■ Stated problem
Retype each entry below, keeping every character the same.

■ Input records
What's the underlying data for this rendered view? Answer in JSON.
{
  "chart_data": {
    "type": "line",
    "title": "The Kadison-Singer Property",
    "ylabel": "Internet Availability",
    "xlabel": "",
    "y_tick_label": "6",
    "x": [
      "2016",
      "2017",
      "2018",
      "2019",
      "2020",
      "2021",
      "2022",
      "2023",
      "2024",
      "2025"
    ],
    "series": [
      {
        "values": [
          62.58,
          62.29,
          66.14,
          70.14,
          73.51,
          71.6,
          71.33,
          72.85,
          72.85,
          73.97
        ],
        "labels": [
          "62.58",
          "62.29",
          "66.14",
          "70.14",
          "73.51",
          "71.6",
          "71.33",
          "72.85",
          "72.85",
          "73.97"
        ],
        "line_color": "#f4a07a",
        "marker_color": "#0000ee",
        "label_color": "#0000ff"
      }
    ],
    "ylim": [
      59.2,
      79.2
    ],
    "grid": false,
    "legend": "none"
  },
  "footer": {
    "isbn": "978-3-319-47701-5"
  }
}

■ Final answer
What's the underlying data for this rendered view? Answer in JSON.
{
  "chart_data": {
    "type": "line",
    "title": "The Kadison-Singer Property",
    "ylabel": "Internet Availability",
    "xlabel": "",
    "y_tick_label": "6",
    "x": [
      "2016",
      "2017",
      "2018",
      "2019",
      "2020",
      "2021",
      "2022",
      "2023",
      "2024",
      "2025"
    ],
    "series": [
      {
        "values": [
          62.58,
          62.29,
          66.14,
          70.14,
          73.51,
          71.6,
          71.33,
          72.85,
          72.85,
          73.97
        ],
        "labels": [
          "62.58",
          "62.29",
          "66.14",
          "70.14",
          "73.51",
          "71.6",
          "71.33",
          "72.85",
          "72.85",
          "73.97"
        ],
        "line_color": "#f4a07a",
        "marker_color": "#0000ee",
        "label_color": "#0000ff"
      }
    ],
    "ylim": [
      59.2,
      79.2
    ],
    "grid": false,
    "legend": "none"
  },
  "footer": {
    "isbn": "978-3-319-47701-5"
  }
}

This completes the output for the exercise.